*Extract to read*:
>>>>>

My family could be fierce, so I think I was too afraid of getting in trouble to wander off too much. I got lost in a store only once, that I recall. I was also a timid kid, so there was probably only so far that I'd go - unless there's stuff I'm just not remembering, which is possible. I'll have to think about it more. But I did have lots of time to myself, both in the house and outdoors in our neighborhood, so maybe my playing alone was the equivalent, and it just wasn't recognized as wandering. I even forgot about a birthday party and went playing in amongst the goldenrod stems, making forts by bending the tops down and twisting them together. I remembered the party when I got to the place where I could see through the glass sliding door from the goldenrods and discovered my friend had a bunch of other kids over. I decided it was too late to do anything about it and went back to playing.

<<<<<

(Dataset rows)
>>>>>

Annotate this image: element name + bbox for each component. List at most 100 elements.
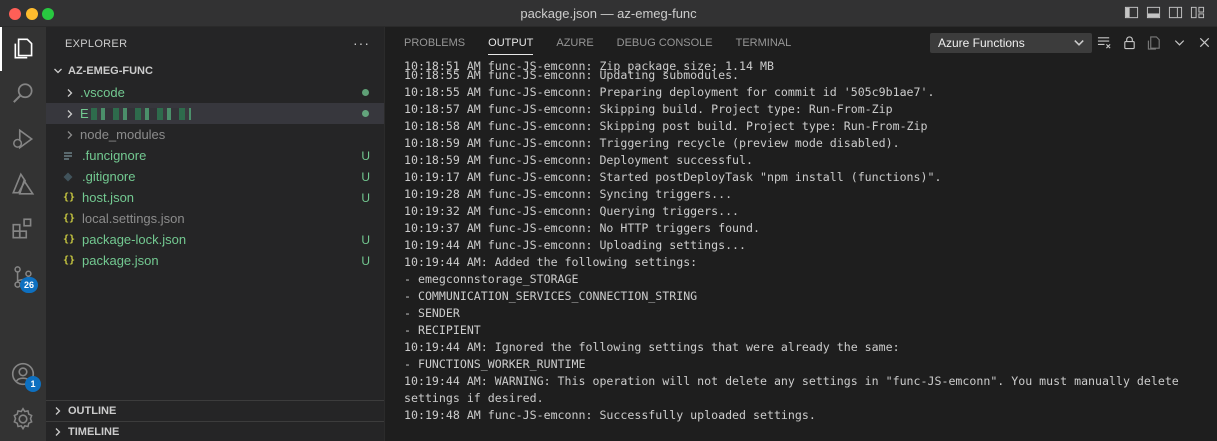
tree-item-label: .vscode (80, 85, 125, 100)
panel-tabs: PROBLEMS OUTPUT AZURE DEBUG CONSOLE TERM… (385, 27, 1217, 59)
tab-output[interactable]: OUTPUT (488, 27, 534, 59)
output-line: 10:19:44 AM func-JS-emconn: Uploading se… (404, 238, 747, 252)
output-line: 10:19:44 AM: Ignored the following setti… (404, 340, 900, 354)
tree-item-label: .gitignore (82, 169, 136, 184)
output-line: - FUNCTIONS_WORKER_RUNTIME (404, 357, 586, 371)
explorer-title: EXPLORER (65, 37, 128, 50)
explorer-header: EXPLORER ··· (46, 27, 384, 60)
title-bar: package.json — az-emeg-func (0, 0, 1217, 27)
output-line: 10:18:58 AM func-JS-emconn: Skipping pos… (404, 119, 928, 133)
timeline-section-header[interactable]: TIMELINE (46, 421, 384, 441)
toggle-sidebar-icon[interactable] (1124, 5, 1139, 20)
output-line: 10:18:59 AM func-JS-emconn: Triggering r… (404, 136, 900, 150)
tree-item-label: package-lock.json (82, 232, 187, 247)
accounts-icon[interactable]: 1 (0, 352, 46, 396)
tree-item-package-lock-json[interactable]: {} package-lock.json U (46, 229, 384, 250)
outline-section-header[interactable]: OUTLINE (46, 400, 384, 421)
tree-item-node-modules[interactable]: node_modules (46, 124, 384, 145)
lines-icon (63, 151, 79, 161)
untracked-status: U (361, 253, 370, 268)
output-line: 10:19:44 AM: Added the following setting… (404, 255, 698, 269)
output-line: - COMMUNICATION_SERVICES_CONNECTION_STRI… (404, 289, 698, 303)
tree-item-local-settings-json[interactable]: {} local.settings.json (46, 208, 384, 229)
tree-item-gitignore[interactable]: .gitignore U (46, 166, 384, 187)
tab-terminal[interactable]: TERMINAL (736, 27, 792, 59)
json-braces-icon: {} (63, 192, 76, 203)
untracked-status: U (361, 190, 370, 205)
output-panel: PROBLEMS OUTPUT AZURE DEBUG CONSOLE TERM… (384, 27, 1217, 441)
tree-item-label: package.json (82, 253, 159, 268)
tree-item-label: .funcignore (82, 148, 147, 163)
output-line: 10:19:48 AM func-JS-emconn: Successfully… (404, 408, 816, 422)
close-panel-icon[interactable] (1197, 35, 1212, 50)
untracked-status: U (361, 232, 370, 247)
open-output-in-editor-icon[interactable] (1147, 35, 1162, 50)
json-braces-icon: {} (63, 234, 76, 245)
manage-gear-icon[interactable] (0, 397, 46, 441)
chevron-right-icon (50, 403, 66, 419)
chevron-right-icon (62, 85, 78, 101)
output-channel-value: Azure Functions (938, 36, 1025, 50)
modified-dot-icon (362, 110, 369, 117)
source-control-badge: 26 (20, 277, 39, 293)
extensions-icon[interactable] (0, 207, 46, 251)
toggle-secondary-sidebar-icon[interactable] (1168, 5, 1183, 20)
output-line: - SENDER (404, 306, 460, 320)
tree-item-label: node_modules (80, 127, 166, 142)
json-braces-icon: {} (63, 213, 76, 224)
output-line: 10:19:17 AM func-JS-emconn: Started post… (404, 170, 942, 184)
folder-section-header[interactable]: AZ-EMEG-FUNC (46, 60, 384, 82)
tree-item-funcignore[interactable]: .funcignore U (46, 145, 384, 166)
tree-item-label: E (80, 106, 89, 121)
outline-title: OUTLINE (68, 405, 117, 417)
window-title: package.json — az-emeg-func (520, 6, 697, 21)
chevron-down-icon (1074, 40, 1084, 46)
modified-dot-icon (362, 89, 369, 96)
output-line: 10:19:44 AM: WARNING: This operation wil… (404, 374, 1179, 388)
explorer-sidebar: EXPLORER ··· AZ-EMEG-FUNC .vscode E node… (46, 27, 384, 441)
chevron-right-icon (50, 424, 66, 440)
output-line: settings if desired. (404, 391, 544, 405)
tab-problems[interactable]: PROBLEMS (404, 27, 465, 59)
tab-debug-console[interactable]: DEBUG CONSOLE (617, 27, 713, 59)
chevron-right-icon (62, 127, 78, 143)
search-icon[interactable] (0, 72, 46, 116)
run-debug-icon[interactable] (0, 117, 46, 161)
timeline-title: TIMELINE (68, 426, 120, 438)
output-log[interactable]: 10:18:51 AM func-JS-emconn: Zip package … (404, 59, 1207, 441)
json-braces-icon: {} (63, 255, 76, 266)
more-actions-icon[interactable]: ··· (353, 35, 370, 51)
output-line: 10:19:28 AM func-JS-emconn: Syncing trig… (404, 187, 733, 201)
explorer-icon[interactable] (0, 27, 46, 71)
output-line: 10:18:57 AM func-JS-emconn: Skipping bui… (404, 102, 893, 116)
output-line: 10:19:32 AM func-JS-emconn: Querying tri… (404, 204, 740, 218)
redaction-pixels (90, 107, 191, 120)
tree-item-vscode[interactable]: .vscode (46, 82, 384, 103)
tab-azure[interactable]: AZURE (556, 27, 593, 59)
lock-scroll-icon[interactable] (1122, 35, 1137, 50)
folder-name: AZ-EMEG-FUNC (68, 65, 153, 77)
output-line: 10:18:55 AM func-JS-emconn: Preparing de… (404, 85, 935, 99)
chevron-right-icon (62, 106, 78, 122)
toggle-panel-icon[interactable] (1146, 5, 1161, 20)
output-line: 10:19:37 AM func-JS-emconn: No HTTP trig… (404, 221, 760, 235)
azure-icon[interactable] (0, 162, 46, 206)
accounts-badge: 1 (25, 376, 41, 392)
untracked-status: U (361, 169, 370, 184)
tree-item-label: host.json (82, 190, 135, 205)
untracked-status: U (361, 148, 370, 163)
tree-item-redacted-folder[interactable]: E (46, 103, 384, 124)
clear-output-icon[interactable] (1097, 35, 1112, 50)
activity-bar: 26 1 (0, 27, 46, 441)
tree-item-package-json[interactable]: {} package.json U (46, 250, 384, 271)
customize-layout-icon[interactable] (1190, 5, 1205, 20)
chevron-down-icon[interactable] (1172, 35, 1187, 50)
git-diamond-icon (63, 172, 79, 182)
output-channel-select[interactable]: Azure Functions (930, 33, 1092, 53)
source-control-icon[interactable]: 26 (0, 255, 46, 299)
output-line-partial: 10:18:51 AM func-JS-emconn: Zip package … (404, 59, 774, 73)
chevron-down-icon (50, 63, 66, 79)
tree-item-host-json[interactable]: {} host.json U (46, 187, 384, 208)
output-line: 10:18:59 AM func-JS-emconn: Deployment s… (404, 153, 754, 167)
output-line: - emegconnstorage_STORAGE (404, 272, 579, 286)
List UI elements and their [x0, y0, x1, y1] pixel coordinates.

<<<<<

*Tasks*:
1. Retype the dataset rows above, starting at the line containing "tree-item-label: .vscode (80, 85, 125, 100)" and ending at the line containing "title-bar: package.json —", with both of those lines included.
2. Extend the childhood recollection about wandering and playing alone, continuing from its final sentence.

*Answers to each task*:
1.
tree-item-label: .vscode (80, 85, 125, 100)
panel-tabs: PROBLEMS OUTPUT AZURE DEBUG CONSOLE TERM… (385, 27, 1217, 59)
tab-output[interactable]: OUTPUT (488, 27, 534, 59)
output-line: 10:19:44 AM func-JS-emconn: Uploading se… (404, 238, 747, 252)
output-line: 10:19:44 AM: Ignored the following setti… (404, 340, 900, 354)
tree-item-label: .gitignore (82, 169, 136, 184)
output-line: - FUNCTIONS_WORKER_RUNTIME (404, 357, 586, 371)
explorer-title: EXPLORER (65, 37, 128, 50)
explorer-header: EXPLORER ··· (46, 27, 384, 60)
title-bar: package.json — az-emeg-func (0, 0, 1217, 27)

2.
I tried to avoid school from a fairly early age, having learned to hate it, but I had no good way to do that other than getting sick and making a big deal out of it. I also tried to run away from home a couple of times in junior high school. Escaping into the neighborhood was no longer enough. I couldn't get anything remotely like enough time alone in general, no matter how much time I spent by myself, and I was too tall for the goldenrod forts. But the threat of being designated as delinquent cured me of more of that runaway behavior. I never wanted to be cast as a wrong-doer and a bad kid.

In my 20s, when gas was still cheap, I sometimes would drive way out at night and back again, escaping my apartment, even though I lived alone. When I no longer had a car, it put an end to that. But I still walked around town and through parks. I even walked all the way to the airport once. To this day, I sometimes still have the urge to just drive and drive... but now it's too expensive. Sometimes I feel like I have nowhere to go and that I could scream and scream helplessly and nobody would ever hear me. But if I really did that, instead of being ignored or unheard, I'd probably freak people out and get into trouble. Besides, I'd hurt my throat anyway. My outburst shrieks when I'm having a hard time at home, by myself, cause me a sore throat. Life can be frustrating, and sometimes I miss my goldenrod forts. That's why I need my living room tent - the one I make over the couch with the blanket.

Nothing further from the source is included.